#### Your objective
Answer with a single number: the count of lines that hold "JSON".

/---

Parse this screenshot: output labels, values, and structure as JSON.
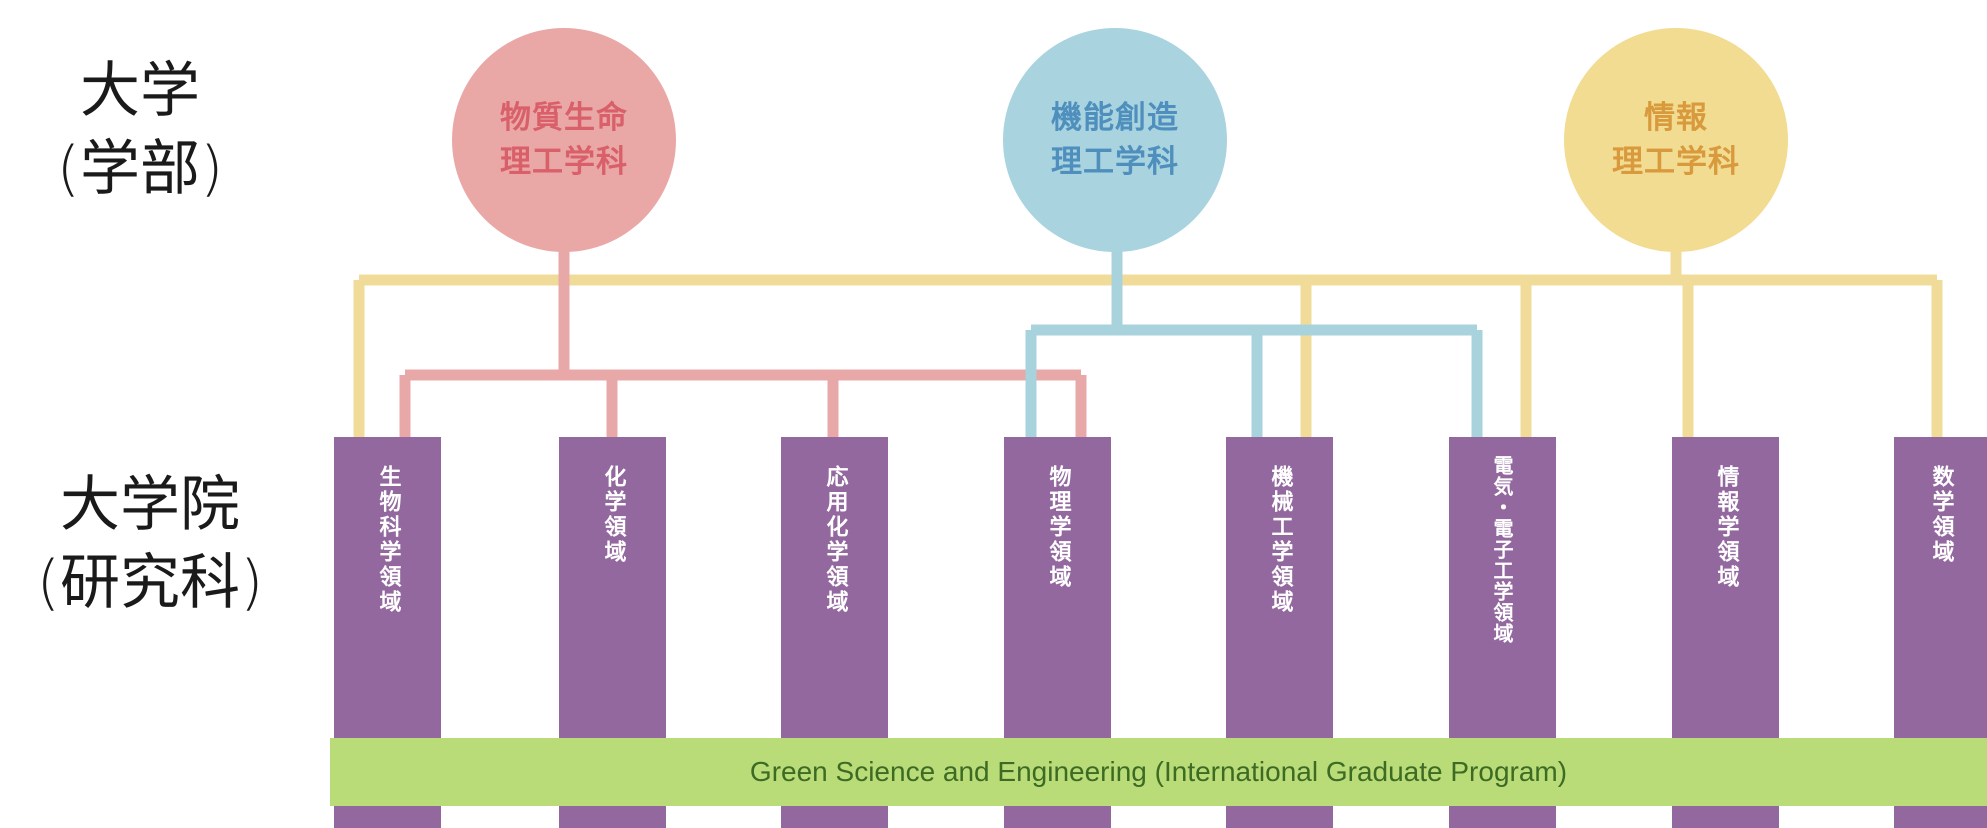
{
  "side_labels": {
    "university": {
      "line1": "大学",
      "line2": "(学部)"
    },
    "graduate": {
      "line1": "大学院",
      "line2": "(研究科)"
    }
  },
  "departments": [
    {
      "line1": "物質生命",
      "line2": "理工学科",
      "fill": "#e9a8a6",
      "text_color": "#d9606a",
      "line_color": "#e8a8a8"
    },
    {
      "line1": "機能創造",
      "line2": "理工学科",
      "fill": "#a9d4df",
      "text_color": "#4f8fbe",
      "line_color": "#a8d3dc"
    },
    {
      "line1": "情報",
      "line2": "理工学科",
      "fill": "#f2dc92",
      "text_color": "#d89a3d",
      "line_color": "#f0dc98"
    }
  ],
  "fields": [
    {
      "label": "生物科学領域"
    },
    {
      "label": "化学領域"
    },
    {
      "label": "応用化学領域"
    },
    {
      "label": "物理学領域"
    },
    {
      "label": "機械工学領域"
    },
    {
      "label": "電気・電子工学領域"
    },
    {
      "label": "情報学領域"
    },
    {
      "label": "数学領域"
    }
  ],
  "program": {
    "label": "Green Science and Engineering (International Graduate Program)"
  },
  "colors": {
    "column": "#93689f",
    "program_bar": "#b9dc78",
    "program_text": "#3d6b24"
  }
}
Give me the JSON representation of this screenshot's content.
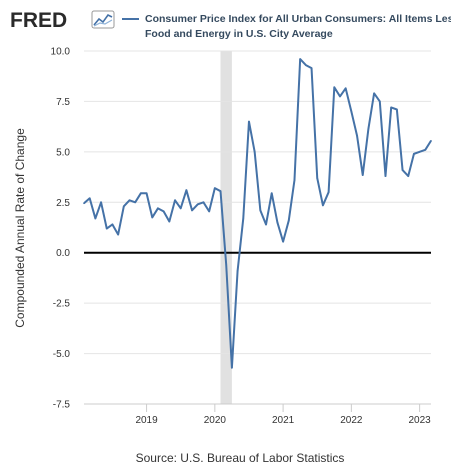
{
  "logo": {
    "text": "FRED"
  },
  "colors": {
    "series": "#4572A7",
    "plot_bg": "#ffffff",
    "page_bg": "#f0f0f0",
    "grid": "#e4e4e4",
    "recession": "#e1e1e1",
    "zero_line": "#000000"
  },
  "source": "Source: U.S. Bureau of Labor Statistics",
  "chart_data": {
    "type": "line",
    "legend": {
      "line1": "Consumer Price Index for All Urban Consumers: All Items Less",
      "line2": "Food and Energy in U.S. City Average",
      "placement": "top"
    },
    "ylabel": "Compounded Annual Rate of Change",
    "xlabel": "",
    "ylim": [
      -7.5,
      10.0
    ],
    "xlim": [
      "2018-02",
      "2023-03"
    ],
    "y_ticks": [
      "10.0",
      "7.5",
      "5.0",
      "2.5",
      "0.0",
      "-2.5",
      "-5.0",
      "-7.5"
    ],
    "x_ticks": [
      "2019",
      "2020",
      "2021",
      "2022",
      "2023"
    ],
    "grid": "horizontal",
    "recession": {
      "start": "2020-02",
      "end": "2020-04"
    },
    "reference_line": 0,
    "series": [
      {
        "name": "Consumer Price Index for All Urban Consumers: All Items Less Food and Energy in U.S. City Average",
        "x": [
          "2018-02",
          "2018-03",
          "2018-04",
          "2018-05",
          "2018-06",
          "2018-07",
          "2018-08",
          "2018-09",
          "2018-10",
          "2018-11",
          "2018-12",
          "2019-01",
          "2019-02",
          "2019-03",
          "2019-04",
          "2019-05",
          "2019-06",
          "2019-07",
          "2019-08",
          "2019-09",
          "2019-10",
          "2019-11",
          "2019-12",
          "2020-01",
          "2020-02",
          "2020-03",
          "2020-04",
          "2020-05",
          "2020-06",
          "2020-07",
          "2020-08",
          "2020-09",
          "2020-10",
          "2020-11",
          "2020-12",
          "2021-01",
          "2021-02",
          "2021-03",
          "2021-04",
          "2021-05",
          "2021-06",
          "2021-07",
          "2021-08",
          "2021-09",
          "2021-10",
          "2021-11",
          "2021-12",
          "2022-01",
          "2022-02",
          "2022-03",
          "2022-04",
          "2022-05",
          "2022-06",
          "2022-07",
          "2022-08",
          "2022-09",
          "2022-10",
          "2022-11",
          "2022-12",
          "2023-01",
          "2023-02",
          "2023-03"
        ],
        "values": [
          2.45,
          2.7,
          1.7,
          2.5,
          1.2,
          1.4,
          0.9,
          2.3,
          2.6,
          2.5,
          2.95,
          2.95,
          1.75,
          2.2,
          2.05,
          1.55,
          2.6,
          2.2,
          3.1,
          2.1,
          2.4,
          2.5,
          2.05,
          3.2,
          3.05,
          -0.6,
          -5.7,
          -0.9,
          1.7,
          6.5,
          5.0,
          2.1,
          1.4,
          2.95,
          1.5,
          0.55,
          1.6,
          3.6,
          9.6,
          9.3,
          9.15,
          3.7,
          2.35,
          3.0,
          8.2,
          7.75,
          8.15,
          7.0,
          5.8,
          3.85,
          6.15,
          7.9,
          7.5,
          3.8,
          7.2,
          7.1,
          4.1,
          3.8,
          4.9,
          5.0,
          5.1,
          5.55
        ]
      }
    ]
  }
}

\---

#### Completed task
2